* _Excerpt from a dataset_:
========

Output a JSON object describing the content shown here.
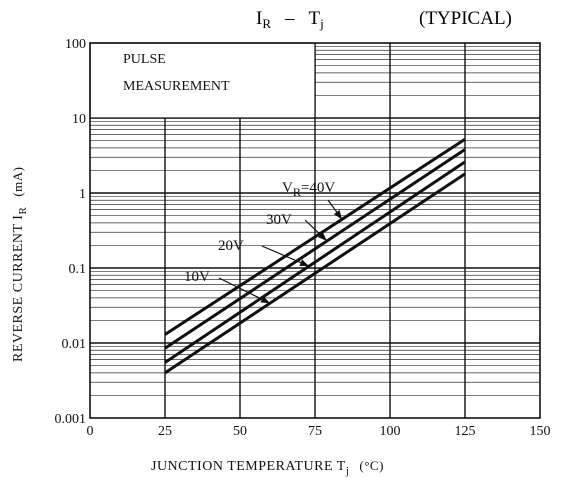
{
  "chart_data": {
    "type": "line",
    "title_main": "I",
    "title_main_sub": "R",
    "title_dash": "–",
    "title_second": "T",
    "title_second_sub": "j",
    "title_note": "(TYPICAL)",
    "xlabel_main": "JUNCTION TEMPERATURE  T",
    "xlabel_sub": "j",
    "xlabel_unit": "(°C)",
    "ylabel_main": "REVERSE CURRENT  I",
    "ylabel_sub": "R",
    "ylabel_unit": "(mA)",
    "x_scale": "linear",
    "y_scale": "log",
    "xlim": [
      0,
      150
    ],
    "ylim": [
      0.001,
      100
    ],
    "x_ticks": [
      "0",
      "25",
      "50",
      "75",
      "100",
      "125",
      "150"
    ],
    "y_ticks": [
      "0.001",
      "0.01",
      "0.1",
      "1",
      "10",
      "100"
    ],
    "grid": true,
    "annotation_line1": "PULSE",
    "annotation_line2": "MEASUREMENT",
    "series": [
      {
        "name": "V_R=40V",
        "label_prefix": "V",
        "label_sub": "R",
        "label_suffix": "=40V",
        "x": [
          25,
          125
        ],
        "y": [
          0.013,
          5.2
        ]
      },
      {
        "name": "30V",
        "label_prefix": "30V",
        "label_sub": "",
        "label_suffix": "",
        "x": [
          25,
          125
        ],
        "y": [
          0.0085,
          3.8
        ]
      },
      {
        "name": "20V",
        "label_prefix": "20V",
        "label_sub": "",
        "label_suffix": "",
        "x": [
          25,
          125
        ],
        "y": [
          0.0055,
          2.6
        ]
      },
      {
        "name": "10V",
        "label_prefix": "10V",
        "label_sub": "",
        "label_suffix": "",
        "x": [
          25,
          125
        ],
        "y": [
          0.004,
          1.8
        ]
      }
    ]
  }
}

========

* _What you have to do_:
Give the material again exactly as it is, but keep the pictures out.

* _The reply_:
Output a JSON object describing the content shown here.
{
  "chart_data": {
    "type": "line",
    "title_main": "I",
    "title_main_sub": "R",
    "title_dash": "–",
    "title_second": "T",
    "title_second_sub": "j",
    "title_note": "(TYPICAL)",
    "xlabel_main": "JUNCTION TEMPERATURE  T",
    "xlabel_sub": "j",
    "xlabel_unit": "(°C)",
    "ylabel_main": "REVERSE CURRENT  I",
    "ylabel_sub": "R",
    "ylabel_unit": "(mA)",
    "x_scale": "linear",
    "y_scale": "log",
    "xlim": [
      0,
      150
    ],
    "ylim": [
      0.001,
      100
    ],
    "x_ticks": [
      "0",
      "25",
      "50",
      "75",
      "100",
      "125",
      "150"
    ],
    "y_ticks": [
      "0.001",
      "0.01",
      "0.1",
      "1",
      "10",
      "100"
    ],
    "grid": true,
    "annotation_line1": "PULSE",
    "annotation_line2": "MEASUREMENT",
    "series": [
      {
        "name": "V_R=40V",
        "label_prefix": "V",
        "label_sub": "R",
        "label_suffix": "=40V",
        "x": [
          25,
          125
        ],
        "y": [
          0.013,
          5.2
        ]
      },
      {
        "name": "30V",
        "label_prefix": "30V",
        "label_sub": "",
        "label_suffix": "",
        "x": [
          25,
          125
        ],
        "y": [
          0.0085,
          3.8
        ]
      },
      {
        "name": "20V",
        "label_prefix": "20V",
        "label_sub": "",
        "label_suffix": "",
        "x": [
          25,
          125
        ],
        "y": [
          0.0055,
          2.6
        ]
      },
      {
        "name": "10V",
        "label_prefix": "10V",
        "label_sub": "",
        "label_suffix": "",
        "x": [
          25,
          125
        ],
        "y": [
          0.004,
          1.8
        ]
      }
    ]
  }
}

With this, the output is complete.